Task description - The listing below is to be output in its exact form.
--- start of Data excerpts ---
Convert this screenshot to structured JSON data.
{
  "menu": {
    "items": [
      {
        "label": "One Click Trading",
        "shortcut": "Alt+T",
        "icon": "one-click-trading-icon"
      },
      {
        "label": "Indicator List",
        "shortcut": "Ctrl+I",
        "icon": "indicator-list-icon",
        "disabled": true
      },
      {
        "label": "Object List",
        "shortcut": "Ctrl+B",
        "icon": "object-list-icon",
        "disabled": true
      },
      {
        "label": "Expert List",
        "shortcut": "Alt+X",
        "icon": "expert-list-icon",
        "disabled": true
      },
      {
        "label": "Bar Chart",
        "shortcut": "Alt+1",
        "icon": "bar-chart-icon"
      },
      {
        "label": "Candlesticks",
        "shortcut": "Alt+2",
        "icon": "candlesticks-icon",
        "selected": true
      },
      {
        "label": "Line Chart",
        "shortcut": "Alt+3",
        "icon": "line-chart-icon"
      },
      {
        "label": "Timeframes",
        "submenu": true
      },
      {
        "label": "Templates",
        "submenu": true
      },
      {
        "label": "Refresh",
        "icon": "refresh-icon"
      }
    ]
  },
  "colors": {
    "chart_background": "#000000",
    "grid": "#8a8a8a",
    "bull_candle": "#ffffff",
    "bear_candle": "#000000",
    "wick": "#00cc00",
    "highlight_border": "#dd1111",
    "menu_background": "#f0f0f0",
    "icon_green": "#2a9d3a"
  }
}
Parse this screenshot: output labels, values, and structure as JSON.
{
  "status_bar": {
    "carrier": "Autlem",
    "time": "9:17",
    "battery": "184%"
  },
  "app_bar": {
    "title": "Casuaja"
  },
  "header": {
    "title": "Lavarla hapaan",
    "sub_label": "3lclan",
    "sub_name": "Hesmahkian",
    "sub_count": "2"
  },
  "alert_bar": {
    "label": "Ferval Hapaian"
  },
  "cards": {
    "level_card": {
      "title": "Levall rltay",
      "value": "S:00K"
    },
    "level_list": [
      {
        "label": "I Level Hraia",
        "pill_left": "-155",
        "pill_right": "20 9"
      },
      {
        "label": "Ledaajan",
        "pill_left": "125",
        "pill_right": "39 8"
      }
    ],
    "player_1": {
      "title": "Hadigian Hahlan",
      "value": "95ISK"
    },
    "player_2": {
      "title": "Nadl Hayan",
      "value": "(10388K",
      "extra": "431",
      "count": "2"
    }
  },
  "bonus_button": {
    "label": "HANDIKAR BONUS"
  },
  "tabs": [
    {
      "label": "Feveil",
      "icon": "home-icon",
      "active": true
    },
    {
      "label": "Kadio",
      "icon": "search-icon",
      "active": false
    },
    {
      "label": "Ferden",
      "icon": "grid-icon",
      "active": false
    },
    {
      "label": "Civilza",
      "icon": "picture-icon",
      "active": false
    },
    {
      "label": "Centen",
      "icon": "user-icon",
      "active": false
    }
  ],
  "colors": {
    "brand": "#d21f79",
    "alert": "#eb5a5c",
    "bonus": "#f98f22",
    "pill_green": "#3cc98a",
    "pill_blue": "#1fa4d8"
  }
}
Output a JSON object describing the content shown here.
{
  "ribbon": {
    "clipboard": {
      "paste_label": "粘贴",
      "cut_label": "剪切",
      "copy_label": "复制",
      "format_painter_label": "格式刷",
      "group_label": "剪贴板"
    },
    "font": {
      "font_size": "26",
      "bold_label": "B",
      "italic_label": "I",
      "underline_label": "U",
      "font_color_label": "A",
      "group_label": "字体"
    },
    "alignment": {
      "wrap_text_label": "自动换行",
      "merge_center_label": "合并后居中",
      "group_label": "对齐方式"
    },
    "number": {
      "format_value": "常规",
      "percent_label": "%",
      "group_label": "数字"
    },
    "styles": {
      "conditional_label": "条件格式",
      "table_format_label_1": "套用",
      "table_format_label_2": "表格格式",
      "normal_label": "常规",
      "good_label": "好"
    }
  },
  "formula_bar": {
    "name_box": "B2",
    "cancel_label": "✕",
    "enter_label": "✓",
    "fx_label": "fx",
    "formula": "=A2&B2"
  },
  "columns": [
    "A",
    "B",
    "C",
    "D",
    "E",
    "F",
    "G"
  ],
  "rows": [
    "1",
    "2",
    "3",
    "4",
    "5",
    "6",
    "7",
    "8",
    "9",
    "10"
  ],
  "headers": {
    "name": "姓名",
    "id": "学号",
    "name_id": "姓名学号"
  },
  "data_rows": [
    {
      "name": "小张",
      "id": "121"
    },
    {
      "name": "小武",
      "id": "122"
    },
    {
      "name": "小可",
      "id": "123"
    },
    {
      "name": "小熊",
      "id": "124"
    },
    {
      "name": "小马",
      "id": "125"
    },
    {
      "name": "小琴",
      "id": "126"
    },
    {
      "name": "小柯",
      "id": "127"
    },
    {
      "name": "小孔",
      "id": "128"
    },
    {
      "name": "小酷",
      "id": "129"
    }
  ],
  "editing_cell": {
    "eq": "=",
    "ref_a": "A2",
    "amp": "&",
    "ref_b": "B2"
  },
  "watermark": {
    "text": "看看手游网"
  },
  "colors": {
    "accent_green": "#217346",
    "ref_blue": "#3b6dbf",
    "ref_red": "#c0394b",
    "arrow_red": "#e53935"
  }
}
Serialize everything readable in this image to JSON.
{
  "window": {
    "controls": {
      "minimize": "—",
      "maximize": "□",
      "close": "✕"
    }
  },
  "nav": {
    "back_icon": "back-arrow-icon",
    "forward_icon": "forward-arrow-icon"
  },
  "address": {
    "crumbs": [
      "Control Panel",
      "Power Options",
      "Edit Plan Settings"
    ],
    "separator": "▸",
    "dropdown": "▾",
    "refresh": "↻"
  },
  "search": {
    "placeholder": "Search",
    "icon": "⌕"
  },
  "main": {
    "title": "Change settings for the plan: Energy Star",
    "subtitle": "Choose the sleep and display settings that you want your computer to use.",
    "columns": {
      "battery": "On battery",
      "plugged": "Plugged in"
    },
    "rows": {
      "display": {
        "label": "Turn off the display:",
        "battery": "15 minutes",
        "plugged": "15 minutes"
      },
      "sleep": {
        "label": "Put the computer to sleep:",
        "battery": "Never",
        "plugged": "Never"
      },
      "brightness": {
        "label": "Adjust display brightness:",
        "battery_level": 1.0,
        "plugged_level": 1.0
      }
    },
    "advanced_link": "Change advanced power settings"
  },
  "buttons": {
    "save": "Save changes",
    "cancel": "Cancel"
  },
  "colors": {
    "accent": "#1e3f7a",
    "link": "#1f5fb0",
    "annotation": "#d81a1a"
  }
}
--- end of Data excerpts ---
Result of this exercise -
Convert this screenshot to structured JSON data.
{
  "menu": {
    "items": [
      {
        "label": "One Click Trading",
        "shortcut": "Alt+T",
        "icon": "one-click-trading-icon"
      },
      {
        "label": "Indicator List",
        "shortcut": "Ctrl+I",
        "icon": "indicator-list-icon",
        "disabled": true
      },
      {
        "label": "Object List",
        "shortcut": "Ctrl+B",
        "icon": "object-list-icon",
        "disabled": true
      },
      {
        "label": "Expert List",
        "shortcut": "Alt+X",
        "icon": "expert-list-icon",
        "disabled": true
      },
      {
        "label": "Bar Chart",
        "shortcut": "Alt+1",
        "icon": "bar-chart-icon"
      },
      {
        "label": "Candlesticks",
        "shortcut": "Alt+2",
        "icon": "candlesticks-icon",
        "selected": true
      },
      {
        "label": "Line Chart",
        "shortcut": "Alt+3",
        "icon": "line-chart-icon"
      },
      {
        "label": "Timeframes",
        "submenu": true
      },
      {
        "label": "Templates",
        "submenu": true
      },
      {
        "label": "Refresh",
        "icon": "refresh-icon"
      }
    ]
  },
  "colors": {
    "chart_background": "#000000",
    "grid": "#8a8a8a",
    "bull_candle": "#ffffff",
    "bear_candle": "#000000",
    "wick": "#00cc00",
    "highlight_border": "#dd1111",
    "menu_background": "#f0f0f0",
    "icon_green": "#2a9d3a"
  }
}
Parse this screenshot: output labels, values, and structure as JSON.
{
  "status_bar": {
    "carrier": "Autlem",
    "time": "9:17",
    "battery": "184%"
  },
  "app_bar": {
    "title": "Casuaja"
  },
  "header": {
    "title": "Lavarla hapaan",
    "sub_label": "3lclan",
    "sub_name": "Hesmahkian",
    "sub_count": "2"
  },
  "alert_bar": {
    "label": "Ferval Hapaian"
  },
  "cards": {
    "level_card": {
      "title": "Levall rltay",
      "value": "S:00K"
    },
    "level_list": [
      {
        "label": "I Level Hraia",
        "pill_left": "-155",
        "pill_right": "20 9"
      },
      {
        "label": "Ledaajan",
        "pill_left": "125",
        "pill_right": "39 8"
      }
    ],
    "player_1": {
      "title": "Hadigian Hahlan",
      "value": "95ISK"
    },
    "player_2": {
      "title": "Nadl Hayan",
      "value": "(10388K",
      "extra": "431",
      "count": "2"
    }
  },
  "bonus_button": {
    "label": "HANDIKAR BONUS"
  },
  "tabs": [
    {
      "label": "Feveil",
      "icon": "home-icon",
      "active": true
    },
    {
      "label": "Kadio",
      "icon": "search-icon",
      "active": false
    },
    {
      "label": "Ferden",
      "icon": "grid-icon",
      "active": false
    },
    {
      "label": "Civilza",
      "icon": "picture-icon",
      "active": false
    },
    {
      "label": "Centen",
      "icon": "user-icon",
      "active": false
    }
  ],
  "colors": {
    "brand": "#d21f79",
    "alert": "#eb5a5c",
    "bonus": "#f98f22",
    "pill_green": "#3cc98a",
    "pill_blue": "#1fa4d8"
  }
}
Output a JSON object describing the content shown here.
{
  "ribbon": {
    "clipboard": {
      "paste_label": "粘贴",
      "cut_label": "剪切",
      "copy_label": "复制",
      "format_painter_label": "格式刷",
      "group_label": "剪贴板"
    },
    "font": {
      "font_size": "26",
      "bold_label": "B",
      "italic_label": "I",
      "underline_label": "U",
      "font_color_label": "A",
      "group_label": "字体"
    },
    "alignment": {
      "wrap_text_label": "自动换行",
      "merge_center_label": "合并后居中",
      "group_label": "对齐方式"
    },
    "number": {
      "format_value": "常规",
      "percent_label": "%",
      "group_label": "数字"
    },
    "styles": {
      "conditional_label": "条件格式",
      "table_format_label_1": "套用",
      "table_format_label_2": "表格格式",
      "normal_label": "常规",
      "good_label": "好"
    }
  },
  "formula_bar": {
    "name_box": "B2",
    "cancel_label": "✕",
    "enter_label": "✓",
    "fx_label": "fx",
    "formula": "=A2&B2"
  },
  "columns": [
    "A",
    "B",
    "C",
    "D",
    "E",
    "F",
    "G"
  ],
  "rows": [
    "1",
    "2",
    "3",
    "4",
    "5",
    "6",
    "7",
    "8",
    "9",
    "10"
  ],
  "headers": {
    "name": "姓名",
    "id": "学号",
    "name_id": "姓名学号"
  },
  "data_rows": [
    {
      "name": "小张",
      "id": "121"
    },
    {
      "name": "小武",
      "id": "122"
    },
    {
      "name": "小可",
      "id": "123"
    },
    {
      "name": "小熊",
      "id": "124"
    },
    {
      "name": "小马",
      "id": "125"
    },
    {
      "name": "小琴",
      "id": "126"
    },
    {
      "name": "小柯",
      "id": "127"
    },
    {
      "name": "小孔",
      "id": "128"
    },
    {
      "name": "小酷",
      "id": "129"
    }
  ],
  "editing_cell": {
    "eq": "=",
    "ref_a": "A2",
    "amp": "&",
    "ref_b": "B2"
  },
  "watermark": {
    "text": "看看手游网"
  },
  "colors": {
    "accent_green": "#217346",
    "ref_blue": "#3b6dbf",
    "ref_red": "#c0394b",
    "arrow_red": "#e53935"
  }
}
Serialize everything readable in this image to JSON.
{
  "window": {
    "controls": {
      "minimize": "—",
      "maximize": "□",
      "close": "✕"
    }
  },
  "nav": {
    "back_icon": "back-arrow-icon",
    "forward_icon": "forward-arrow-icon"
  },
  "address": {
    "crumbs": [
      "Control Panel",
      "Power Options",
      "Edit Plan Settings"
    ],
    "separator": "▸",
    "dropdown": "▾",
    "refresh": "↻"
  },
  "search": {
    "placeholder": "Search",
    "icon": "⌕"
  },
  "main": {
    "title": "Change settings for the plan: Energy Star",
    "subtitle": "Choose the sleep and display settings that you want your computer to use.",
    "columns": {
      "battery": "On battery",
      "plugged": "Plugged in"
    },
    "rows": {
      "display": {
        "label": "Turn off the display:",
        "battery": "15 minutes",
        "plugged": "15 minutes"
      },
      "sleep": {
        "label": "Put the computer to sleep:",
        "battery": "Never",
        "plugged": "Never"
      },
      "brightness": {
        "label": "Adjust display brightness:",
        "battery_level": 1.0,
        "plugged_level": 1.0
      }
    },
    "advanced_link": "Change advanced power settings"
  },
  "buttons": {
    "save": "Save changes",
    "cancel": "Cancel"
  },
  "colors": {
    "accent": "#1e3f7a",
    "link": "#1f5fb0",
    "annotation": "#d81a1a"
  }
}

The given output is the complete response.